## Task brief
Here are some records; copy every line that holds the word "vous".

::: Listed entries

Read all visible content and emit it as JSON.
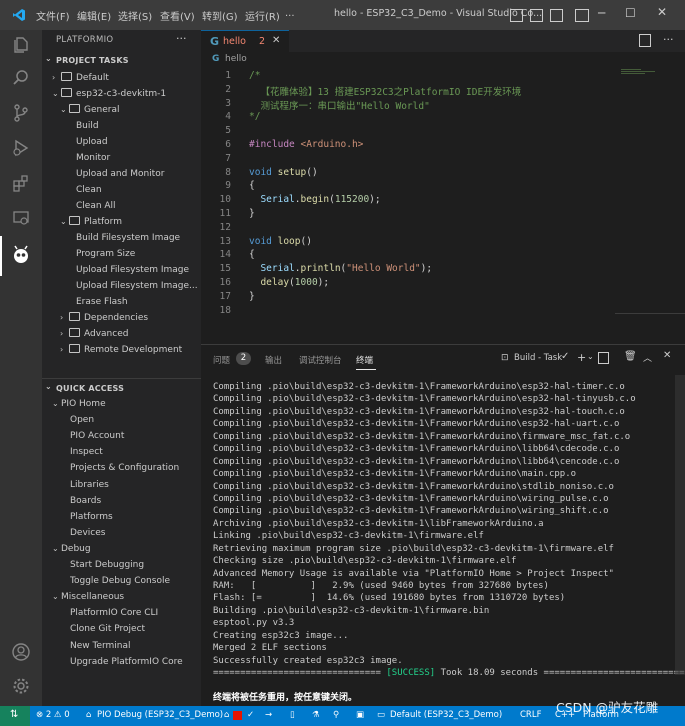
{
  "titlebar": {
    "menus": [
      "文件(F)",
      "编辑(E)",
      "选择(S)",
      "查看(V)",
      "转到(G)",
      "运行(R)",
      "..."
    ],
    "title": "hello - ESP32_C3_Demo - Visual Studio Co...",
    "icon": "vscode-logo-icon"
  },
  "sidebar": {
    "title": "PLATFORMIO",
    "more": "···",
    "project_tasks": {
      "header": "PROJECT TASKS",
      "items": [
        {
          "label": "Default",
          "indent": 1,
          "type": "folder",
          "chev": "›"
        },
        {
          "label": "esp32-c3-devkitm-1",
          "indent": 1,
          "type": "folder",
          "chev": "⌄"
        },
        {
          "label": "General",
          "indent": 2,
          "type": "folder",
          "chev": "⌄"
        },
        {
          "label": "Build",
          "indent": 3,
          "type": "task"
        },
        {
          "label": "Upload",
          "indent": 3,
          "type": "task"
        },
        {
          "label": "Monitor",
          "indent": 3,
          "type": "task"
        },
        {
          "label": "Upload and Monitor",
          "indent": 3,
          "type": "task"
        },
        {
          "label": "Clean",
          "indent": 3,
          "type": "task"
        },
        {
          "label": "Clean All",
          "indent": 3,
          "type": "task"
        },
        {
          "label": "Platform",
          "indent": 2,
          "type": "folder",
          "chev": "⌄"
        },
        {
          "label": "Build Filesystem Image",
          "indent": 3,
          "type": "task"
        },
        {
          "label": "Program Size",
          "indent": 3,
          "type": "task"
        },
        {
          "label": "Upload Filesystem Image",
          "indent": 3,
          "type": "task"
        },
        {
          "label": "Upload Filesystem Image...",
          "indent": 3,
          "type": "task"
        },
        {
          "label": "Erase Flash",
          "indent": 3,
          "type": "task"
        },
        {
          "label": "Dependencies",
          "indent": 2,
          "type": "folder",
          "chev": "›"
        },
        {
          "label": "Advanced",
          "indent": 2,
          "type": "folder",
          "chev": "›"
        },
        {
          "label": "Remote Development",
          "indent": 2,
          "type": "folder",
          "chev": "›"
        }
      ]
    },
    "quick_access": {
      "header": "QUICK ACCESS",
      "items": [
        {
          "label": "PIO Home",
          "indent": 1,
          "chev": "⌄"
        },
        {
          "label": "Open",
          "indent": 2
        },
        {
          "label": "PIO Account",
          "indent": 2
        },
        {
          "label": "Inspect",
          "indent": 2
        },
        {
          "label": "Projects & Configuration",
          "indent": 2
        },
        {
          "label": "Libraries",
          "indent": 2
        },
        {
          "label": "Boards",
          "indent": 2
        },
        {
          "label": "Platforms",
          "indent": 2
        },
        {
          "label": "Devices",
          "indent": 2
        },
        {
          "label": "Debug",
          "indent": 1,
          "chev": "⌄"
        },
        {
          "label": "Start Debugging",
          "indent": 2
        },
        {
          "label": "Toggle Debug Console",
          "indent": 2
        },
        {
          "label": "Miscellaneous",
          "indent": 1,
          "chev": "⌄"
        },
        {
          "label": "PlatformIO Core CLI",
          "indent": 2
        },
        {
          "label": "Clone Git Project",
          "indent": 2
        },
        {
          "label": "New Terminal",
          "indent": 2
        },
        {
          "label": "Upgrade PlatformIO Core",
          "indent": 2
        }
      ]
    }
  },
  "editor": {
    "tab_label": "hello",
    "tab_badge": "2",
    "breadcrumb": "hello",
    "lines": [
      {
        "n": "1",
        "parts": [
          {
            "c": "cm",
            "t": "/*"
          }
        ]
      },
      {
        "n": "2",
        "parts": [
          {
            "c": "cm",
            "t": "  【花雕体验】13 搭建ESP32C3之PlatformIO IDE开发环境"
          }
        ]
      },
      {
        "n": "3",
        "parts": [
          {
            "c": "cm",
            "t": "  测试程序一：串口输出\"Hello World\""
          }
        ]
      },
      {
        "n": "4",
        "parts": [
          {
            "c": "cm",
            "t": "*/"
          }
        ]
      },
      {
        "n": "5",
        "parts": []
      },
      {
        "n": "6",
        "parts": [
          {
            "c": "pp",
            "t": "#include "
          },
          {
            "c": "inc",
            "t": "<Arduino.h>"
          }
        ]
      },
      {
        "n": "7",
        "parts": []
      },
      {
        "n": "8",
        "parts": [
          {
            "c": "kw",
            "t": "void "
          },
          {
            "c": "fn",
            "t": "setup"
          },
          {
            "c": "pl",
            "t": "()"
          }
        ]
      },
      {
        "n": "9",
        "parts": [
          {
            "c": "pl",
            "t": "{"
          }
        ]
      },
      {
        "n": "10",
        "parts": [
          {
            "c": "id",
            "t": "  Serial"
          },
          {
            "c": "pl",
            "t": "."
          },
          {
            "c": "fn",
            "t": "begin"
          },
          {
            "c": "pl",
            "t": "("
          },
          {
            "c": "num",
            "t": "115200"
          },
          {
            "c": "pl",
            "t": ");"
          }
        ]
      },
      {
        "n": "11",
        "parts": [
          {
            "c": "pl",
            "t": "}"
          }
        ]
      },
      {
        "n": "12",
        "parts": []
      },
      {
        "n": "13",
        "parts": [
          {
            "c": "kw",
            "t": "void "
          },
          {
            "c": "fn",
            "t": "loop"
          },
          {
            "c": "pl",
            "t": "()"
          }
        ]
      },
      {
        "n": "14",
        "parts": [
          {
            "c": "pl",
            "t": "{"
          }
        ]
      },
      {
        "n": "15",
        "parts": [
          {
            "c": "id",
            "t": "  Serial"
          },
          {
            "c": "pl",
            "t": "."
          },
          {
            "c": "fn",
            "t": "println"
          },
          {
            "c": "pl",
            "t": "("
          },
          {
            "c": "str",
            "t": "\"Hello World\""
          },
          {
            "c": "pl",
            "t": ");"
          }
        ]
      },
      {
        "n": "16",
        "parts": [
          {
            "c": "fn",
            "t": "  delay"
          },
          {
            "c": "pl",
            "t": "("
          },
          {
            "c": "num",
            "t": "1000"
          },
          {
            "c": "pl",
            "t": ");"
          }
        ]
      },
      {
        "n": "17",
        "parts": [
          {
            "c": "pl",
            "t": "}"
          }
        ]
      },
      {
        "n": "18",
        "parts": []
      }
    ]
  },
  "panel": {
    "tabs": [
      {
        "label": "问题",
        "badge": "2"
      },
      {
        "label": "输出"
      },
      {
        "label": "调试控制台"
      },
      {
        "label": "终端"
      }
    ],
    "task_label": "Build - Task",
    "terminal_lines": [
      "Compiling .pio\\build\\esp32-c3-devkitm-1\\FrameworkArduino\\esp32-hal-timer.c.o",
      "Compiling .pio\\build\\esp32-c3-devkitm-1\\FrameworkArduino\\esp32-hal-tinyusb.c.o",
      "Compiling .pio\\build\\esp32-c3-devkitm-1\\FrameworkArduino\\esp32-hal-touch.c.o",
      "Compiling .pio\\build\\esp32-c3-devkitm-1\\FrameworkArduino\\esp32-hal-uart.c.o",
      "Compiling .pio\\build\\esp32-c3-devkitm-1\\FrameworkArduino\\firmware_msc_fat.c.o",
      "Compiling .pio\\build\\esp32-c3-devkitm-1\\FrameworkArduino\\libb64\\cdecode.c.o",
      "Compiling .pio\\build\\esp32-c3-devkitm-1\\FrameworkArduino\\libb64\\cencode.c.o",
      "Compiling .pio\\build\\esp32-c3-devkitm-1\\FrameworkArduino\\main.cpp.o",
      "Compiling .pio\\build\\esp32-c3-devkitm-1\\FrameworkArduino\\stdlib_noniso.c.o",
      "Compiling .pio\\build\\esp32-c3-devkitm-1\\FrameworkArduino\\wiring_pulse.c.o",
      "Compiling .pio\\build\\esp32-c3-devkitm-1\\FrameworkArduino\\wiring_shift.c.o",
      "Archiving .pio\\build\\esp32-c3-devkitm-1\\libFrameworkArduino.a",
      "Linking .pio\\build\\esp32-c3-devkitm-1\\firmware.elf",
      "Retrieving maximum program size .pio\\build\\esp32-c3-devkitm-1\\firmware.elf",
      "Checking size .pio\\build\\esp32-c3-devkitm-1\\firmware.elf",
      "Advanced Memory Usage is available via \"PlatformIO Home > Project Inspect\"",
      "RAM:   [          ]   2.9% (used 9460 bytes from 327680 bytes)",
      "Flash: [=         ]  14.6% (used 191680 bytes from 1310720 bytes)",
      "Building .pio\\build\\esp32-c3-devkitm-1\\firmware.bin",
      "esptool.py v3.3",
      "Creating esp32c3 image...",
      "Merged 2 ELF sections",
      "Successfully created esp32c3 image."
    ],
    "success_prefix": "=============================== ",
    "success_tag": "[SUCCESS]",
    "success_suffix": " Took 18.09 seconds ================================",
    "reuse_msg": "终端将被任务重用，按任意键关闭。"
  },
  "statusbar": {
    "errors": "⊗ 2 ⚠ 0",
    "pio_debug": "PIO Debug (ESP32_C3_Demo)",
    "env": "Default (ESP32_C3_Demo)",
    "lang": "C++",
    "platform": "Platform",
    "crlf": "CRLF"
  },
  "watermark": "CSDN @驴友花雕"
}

::::::
::: Listed entries

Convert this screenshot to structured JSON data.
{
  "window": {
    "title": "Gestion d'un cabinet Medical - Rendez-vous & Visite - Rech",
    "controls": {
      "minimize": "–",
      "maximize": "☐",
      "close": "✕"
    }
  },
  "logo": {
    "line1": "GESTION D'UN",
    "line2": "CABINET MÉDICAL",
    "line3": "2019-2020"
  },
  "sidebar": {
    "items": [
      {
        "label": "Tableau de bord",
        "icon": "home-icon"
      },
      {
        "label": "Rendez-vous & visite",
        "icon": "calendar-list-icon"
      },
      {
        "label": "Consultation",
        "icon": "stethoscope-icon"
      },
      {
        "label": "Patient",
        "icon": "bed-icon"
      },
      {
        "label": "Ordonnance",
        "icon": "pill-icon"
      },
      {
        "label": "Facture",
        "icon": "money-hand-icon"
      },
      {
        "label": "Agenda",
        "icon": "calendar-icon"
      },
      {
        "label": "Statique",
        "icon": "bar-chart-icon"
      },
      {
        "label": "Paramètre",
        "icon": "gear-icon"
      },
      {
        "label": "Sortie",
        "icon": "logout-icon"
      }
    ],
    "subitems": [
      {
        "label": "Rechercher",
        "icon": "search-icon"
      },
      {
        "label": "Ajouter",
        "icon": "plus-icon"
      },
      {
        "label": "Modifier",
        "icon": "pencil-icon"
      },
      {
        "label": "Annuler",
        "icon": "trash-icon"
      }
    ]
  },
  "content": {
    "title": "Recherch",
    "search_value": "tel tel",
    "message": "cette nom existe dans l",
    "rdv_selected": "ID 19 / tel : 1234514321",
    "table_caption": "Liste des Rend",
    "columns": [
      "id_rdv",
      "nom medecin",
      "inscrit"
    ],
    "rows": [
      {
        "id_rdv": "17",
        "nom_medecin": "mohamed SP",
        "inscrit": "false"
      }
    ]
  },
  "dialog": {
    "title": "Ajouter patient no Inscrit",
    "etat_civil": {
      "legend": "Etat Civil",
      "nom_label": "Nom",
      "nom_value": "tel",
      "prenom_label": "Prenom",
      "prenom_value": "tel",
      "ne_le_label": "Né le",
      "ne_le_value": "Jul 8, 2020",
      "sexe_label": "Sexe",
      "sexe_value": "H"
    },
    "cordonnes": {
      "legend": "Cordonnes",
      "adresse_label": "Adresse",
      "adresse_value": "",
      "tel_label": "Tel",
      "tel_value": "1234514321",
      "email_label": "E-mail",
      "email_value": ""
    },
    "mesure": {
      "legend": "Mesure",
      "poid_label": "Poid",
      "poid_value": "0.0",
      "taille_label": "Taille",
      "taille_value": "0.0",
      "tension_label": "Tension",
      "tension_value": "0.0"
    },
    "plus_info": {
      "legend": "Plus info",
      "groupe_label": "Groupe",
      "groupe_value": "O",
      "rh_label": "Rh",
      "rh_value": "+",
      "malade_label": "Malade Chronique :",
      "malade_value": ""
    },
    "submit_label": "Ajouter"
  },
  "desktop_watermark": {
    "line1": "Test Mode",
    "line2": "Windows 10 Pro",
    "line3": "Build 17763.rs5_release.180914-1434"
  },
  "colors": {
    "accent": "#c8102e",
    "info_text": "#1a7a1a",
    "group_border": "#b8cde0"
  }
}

::::::
::: Listed entries

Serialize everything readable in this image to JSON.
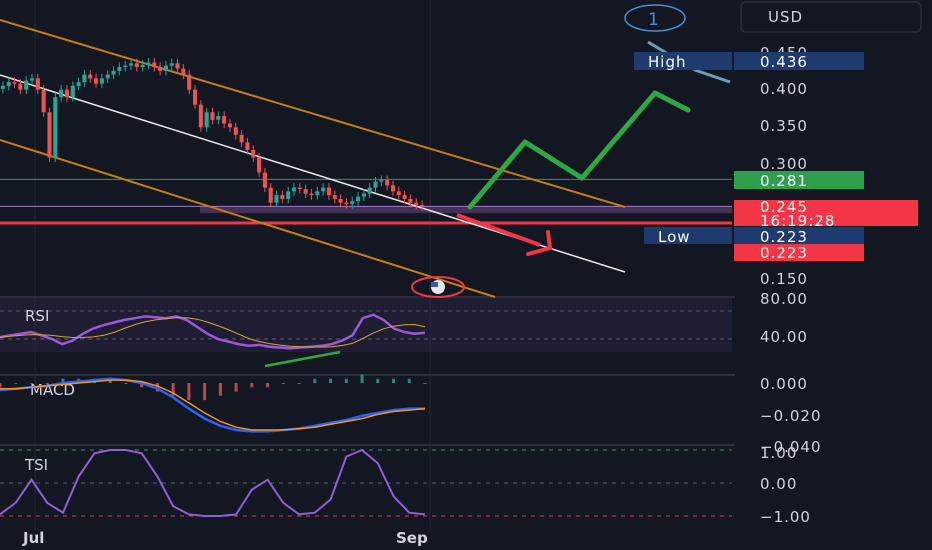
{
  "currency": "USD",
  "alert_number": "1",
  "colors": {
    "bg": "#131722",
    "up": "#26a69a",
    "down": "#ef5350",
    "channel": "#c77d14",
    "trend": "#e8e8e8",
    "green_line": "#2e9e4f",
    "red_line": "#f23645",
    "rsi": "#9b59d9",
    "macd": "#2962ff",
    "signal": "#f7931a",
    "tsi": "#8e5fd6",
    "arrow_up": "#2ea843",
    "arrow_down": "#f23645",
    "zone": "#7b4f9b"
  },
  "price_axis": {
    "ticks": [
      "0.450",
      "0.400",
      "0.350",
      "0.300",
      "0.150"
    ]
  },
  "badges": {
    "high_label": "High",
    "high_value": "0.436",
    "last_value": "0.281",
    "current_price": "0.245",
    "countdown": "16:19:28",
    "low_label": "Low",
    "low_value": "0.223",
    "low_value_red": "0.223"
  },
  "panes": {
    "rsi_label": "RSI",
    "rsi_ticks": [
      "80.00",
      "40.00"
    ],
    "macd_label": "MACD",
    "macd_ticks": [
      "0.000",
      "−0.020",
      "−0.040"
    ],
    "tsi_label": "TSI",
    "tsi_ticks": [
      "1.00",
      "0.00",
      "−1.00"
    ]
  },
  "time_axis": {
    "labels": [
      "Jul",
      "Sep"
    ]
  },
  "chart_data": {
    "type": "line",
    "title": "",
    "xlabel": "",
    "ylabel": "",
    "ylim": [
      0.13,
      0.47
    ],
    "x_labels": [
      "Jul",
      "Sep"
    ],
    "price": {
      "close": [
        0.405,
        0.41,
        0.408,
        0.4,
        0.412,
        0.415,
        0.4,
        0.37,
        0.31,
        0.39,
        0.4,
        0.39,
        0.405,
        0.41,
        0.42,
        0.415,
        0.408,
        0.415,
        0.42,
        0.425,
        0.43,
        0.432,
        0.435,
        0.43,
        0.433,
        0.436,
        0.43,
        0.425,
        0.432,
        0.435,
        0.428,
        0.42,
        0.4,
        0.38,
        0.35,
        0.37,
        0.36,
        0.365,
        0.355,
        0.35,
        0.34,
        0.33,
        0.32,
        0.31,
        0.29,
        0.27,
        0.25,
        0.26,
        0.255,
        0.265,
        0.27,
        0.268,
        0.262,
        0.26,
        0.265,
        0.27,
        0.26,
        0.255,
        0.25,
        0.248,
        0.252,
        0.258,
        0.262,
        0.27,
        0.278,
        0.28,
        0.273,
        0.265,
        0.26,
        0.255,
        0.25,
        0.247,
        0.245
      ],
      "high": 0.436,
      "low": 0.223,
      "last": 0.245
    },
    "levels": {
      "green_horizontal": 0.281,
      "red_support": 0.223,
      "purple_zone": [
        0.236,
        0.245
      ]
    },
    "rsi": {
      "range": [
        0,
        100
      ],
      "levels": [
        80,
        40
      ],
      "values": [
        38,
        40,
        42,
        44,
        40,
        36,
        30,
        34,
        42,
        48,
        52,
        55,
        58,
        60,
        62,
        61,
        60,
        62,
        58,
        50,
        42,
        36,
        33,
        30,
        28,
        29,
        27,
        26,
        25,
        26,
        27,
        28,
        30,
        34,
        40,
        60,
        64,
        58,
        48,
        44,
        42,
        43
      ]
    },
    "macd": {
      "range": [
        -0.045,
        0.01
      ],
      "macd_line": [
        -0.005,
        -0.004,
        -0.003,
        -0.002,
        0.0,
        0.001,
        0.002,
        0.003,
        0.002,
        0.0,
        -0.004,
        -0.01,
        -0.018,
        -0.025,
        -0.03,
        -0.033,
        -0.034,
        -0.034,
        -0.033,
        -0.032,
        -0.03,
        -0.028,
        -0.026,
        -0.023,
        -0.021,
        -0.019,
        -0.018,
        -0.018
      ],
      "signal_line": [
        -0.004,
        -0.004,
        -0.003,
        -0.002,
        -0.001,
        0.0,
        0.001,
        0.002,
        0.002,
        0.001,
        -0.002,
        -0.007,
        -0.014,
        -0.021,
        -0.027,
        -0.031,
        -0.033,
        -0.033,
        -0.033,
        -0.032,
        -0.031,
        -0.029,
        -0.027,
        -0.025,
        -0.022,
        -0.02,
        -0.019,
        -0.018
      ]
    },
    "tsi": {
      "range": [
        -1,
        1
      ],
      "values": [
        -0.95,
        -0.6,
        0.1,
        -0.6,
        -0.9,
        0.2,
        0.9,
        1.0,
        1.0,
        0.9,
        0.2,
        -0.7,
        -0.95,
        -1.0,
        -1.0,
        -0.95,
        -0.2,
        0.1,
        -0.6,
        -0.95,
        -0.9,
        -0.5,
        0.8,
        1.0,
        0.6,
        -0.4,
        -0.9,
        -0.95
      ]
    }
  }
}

::::::

## Output of the task
    "title": "Gestion d'un cabinet Medical - Rendez-vous & Visite - Rech",
        "label": "Rendez-vous & visite",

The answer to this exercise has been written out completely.